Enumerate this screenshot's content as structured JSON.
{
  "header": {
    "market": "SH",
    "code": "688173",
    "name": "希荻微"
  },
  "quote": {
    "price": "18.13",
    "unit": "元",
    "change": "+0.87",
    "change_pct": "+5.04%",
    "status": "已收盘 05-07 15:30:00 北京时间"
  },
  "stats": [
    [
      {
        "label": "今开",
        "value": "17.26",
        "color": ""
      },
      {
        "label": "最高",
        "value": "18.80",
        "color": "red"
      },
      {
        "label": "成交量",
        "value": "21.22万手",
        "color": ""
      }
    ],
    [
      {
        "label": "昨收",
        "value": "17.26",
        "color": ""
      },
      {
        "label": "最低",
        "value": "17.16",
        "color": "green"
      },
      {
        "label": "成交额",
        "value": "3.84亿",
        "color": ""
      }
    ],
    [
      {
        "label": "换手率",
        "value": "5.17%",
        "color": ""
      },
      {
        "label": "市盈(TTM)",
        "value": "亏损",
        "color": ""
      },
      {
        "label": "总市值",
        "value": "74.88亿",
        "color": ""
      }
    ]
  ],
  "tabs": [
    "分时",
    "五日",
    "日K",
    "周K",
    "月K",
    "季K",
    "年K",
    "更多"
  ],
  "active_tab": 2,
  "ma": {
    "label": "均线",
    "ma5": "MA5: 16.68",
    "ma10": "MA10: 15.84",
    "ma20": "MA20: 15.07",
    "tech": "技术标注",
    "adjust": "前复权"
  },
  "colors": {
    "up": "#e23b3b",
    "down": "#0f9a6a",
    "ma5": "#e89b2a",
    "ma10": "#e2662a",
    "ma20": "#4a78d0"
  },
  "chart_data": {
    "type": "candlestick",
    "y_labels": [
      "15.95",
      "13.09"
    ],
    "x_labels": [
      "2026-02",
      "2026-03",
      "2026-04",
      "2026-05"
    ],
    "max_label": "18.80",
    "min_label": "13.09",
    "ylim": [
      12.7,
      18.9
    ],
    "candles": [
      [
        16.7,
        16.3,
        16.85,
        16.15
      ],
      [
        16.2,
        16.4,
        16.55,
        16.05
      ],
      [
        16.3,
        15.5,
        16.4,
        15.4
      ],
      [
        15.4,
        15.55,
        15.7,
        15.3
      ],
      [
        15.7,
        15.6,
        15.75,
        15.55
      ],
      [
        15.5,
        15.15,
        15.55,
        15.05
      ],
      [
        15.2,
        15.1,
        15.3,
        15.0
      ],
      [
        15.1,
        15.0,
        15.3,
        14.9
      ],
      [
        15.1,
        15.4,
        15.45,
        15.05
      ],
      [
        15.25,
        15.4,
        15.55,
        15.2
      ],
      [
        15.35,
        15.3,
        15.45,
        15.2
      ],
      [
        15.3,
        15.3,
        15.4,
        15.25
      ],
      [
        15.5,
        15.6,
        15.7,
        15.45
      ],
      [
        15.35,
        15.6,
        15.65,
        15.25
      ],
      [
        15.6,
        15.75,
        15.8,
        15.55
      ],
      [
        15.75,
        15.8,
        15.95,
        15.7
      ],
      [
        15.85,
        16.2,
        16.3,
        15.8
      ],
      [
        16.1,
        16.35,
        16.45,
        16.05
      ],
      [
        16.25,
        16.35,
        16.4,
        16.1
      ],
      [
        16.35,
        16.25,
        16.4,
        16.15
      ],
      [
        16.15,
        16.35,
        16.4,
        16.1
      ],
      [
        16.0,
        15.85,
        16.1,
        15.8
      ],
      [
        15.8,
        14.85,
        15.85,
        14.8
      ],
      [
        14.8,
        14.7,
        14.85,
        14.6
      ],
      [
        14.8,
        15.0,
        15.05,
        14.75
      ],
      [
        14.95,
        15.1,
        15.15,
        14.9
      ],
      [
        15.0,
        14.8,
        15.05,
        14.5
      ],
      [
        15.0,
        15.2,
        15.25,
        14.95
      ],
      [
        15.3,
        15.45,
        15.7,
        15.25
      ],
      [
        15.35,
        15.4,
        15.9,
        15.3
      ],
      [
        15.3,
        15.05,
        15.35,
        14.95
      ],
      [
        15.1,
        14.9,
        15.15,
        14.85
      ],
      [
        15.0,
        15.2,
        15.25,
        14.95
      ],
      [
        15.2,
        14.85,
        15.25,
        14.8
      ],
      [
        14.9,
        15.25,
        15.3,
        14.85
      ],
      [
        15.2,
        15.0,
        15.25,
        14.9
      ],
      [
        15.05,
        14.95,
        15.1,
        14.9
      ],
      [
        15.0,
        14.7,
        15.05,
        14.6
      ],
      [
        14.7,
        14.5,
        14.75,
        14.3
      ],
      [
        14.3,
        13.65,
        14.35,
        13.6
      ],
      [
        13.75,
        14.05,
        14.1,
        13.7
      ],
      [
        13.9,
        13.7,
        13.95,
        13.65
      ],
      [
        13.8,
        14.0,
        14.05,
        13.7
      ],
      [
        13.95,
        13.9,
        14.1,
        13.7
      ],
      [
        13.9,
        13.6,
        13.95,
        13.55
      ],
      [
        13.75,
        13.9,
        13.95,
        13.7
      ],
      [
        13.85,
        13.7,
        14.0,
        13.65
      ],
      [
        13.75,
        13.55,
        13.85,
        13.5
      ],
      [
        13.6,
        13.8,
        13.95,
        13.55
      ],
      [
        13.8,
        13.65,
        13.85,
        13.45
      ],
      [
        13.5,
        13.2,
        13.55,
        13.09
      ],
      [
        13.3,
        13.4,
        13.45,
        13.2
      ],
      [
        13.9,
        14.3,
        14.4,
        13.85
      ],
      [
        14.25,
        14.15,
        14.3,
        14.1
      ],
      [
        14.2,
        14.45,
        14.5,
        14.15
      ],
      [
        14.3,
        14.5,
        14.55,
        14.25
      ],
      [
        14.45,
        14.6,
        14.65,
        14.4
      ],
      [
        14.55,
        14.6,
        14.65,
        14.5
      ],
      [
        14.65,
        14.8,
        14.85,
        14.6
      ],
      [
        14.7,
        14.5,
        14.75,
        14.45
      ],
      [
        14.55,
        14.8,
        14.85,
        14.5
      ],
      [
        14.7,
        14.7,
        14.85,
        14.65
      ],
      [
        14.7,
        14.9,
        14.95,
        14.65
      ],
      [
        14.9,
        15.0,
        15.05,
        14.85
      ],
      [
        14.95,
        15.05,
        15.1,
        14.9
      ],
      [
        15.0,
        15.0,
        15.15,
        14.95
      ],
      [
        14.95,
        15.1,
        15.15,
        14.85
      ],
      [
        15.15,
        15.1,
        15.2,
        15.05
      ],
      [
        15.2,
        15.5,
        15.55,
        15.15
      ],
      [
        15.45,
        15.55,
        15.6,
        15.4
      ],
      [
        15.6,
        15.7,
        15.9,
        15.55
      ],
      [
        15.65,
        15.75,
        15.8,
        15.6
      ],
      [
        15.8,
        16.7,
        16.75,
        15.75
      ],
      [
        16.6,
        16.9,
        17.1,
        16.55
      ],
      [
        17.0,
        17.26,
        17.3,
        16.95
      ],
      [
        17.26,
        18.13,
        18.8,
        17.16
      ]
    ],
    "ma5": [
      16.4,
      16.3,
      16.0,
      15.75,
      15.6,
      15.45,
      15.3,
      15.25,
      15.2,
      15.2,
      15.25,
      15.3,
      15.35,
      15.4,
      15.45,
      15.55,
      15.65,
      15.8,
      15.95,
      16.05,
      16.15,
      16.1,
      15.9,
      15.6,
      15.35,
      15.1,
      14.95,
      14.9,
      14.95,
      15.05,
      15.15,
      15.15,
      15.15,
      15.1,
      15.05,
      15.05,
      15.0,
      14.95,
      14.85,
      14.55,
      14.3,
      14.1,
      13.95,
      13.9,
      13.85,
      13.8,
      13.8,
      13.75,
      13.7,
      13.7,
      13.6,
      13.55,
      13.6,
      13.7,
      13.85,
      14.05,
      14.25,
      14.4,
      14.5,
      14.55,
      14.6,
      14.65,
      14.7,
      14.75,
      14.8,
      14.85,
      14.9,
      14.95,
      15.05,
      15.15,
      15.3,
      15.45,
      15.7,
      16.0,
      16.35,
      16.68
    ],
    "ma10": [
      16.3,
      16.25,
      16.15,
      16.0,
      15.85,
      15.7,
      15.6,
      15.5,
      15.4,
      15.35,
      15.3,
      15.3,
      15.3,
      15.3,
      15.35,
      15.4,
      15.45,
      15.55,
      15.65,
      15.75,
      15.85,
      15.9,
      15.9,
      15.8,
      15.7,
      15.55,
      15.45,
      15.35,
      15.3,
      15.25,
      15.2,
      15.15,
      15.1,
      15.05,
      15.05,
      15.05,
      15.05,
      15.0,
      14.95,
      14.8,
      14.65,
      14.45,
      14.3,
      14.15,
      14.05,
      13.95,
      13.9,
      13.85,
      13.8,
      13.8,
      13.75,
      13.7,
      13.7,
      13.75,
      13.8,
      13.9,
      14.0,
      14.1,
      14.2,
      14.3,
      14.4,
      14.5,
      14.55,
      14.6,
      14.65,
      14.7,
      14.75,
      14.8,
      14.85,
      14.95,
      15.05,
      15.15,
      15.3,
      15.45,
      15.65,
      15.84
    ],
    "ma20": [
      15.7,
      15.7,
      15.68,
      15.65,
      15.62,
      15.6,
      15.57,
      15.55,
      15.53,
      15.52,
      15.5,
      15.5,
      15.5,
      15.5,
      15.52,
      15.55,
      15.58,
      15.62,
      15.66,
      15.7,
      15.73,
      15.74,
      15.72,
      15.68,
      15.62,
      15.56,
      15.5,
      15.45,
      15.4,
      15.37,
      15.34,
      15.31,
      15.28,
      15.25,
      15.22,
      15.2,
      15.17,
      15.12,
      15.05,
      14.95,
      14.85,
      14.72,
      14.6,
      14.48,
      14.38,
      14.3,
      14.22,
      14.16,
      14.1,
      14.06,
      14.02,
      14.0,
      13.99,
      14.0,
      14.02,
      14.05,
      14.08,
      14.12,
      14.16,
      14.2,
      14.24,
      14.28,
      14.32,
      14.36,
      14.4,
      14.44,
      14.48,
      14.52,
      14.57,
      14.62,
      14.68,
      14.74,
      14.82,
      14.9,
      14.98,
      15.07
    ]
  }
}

········

TASK STATEMENT. Work out how many lines of the listing above include the word "value". Reply with nothing but the count.

TASK RESULT. 9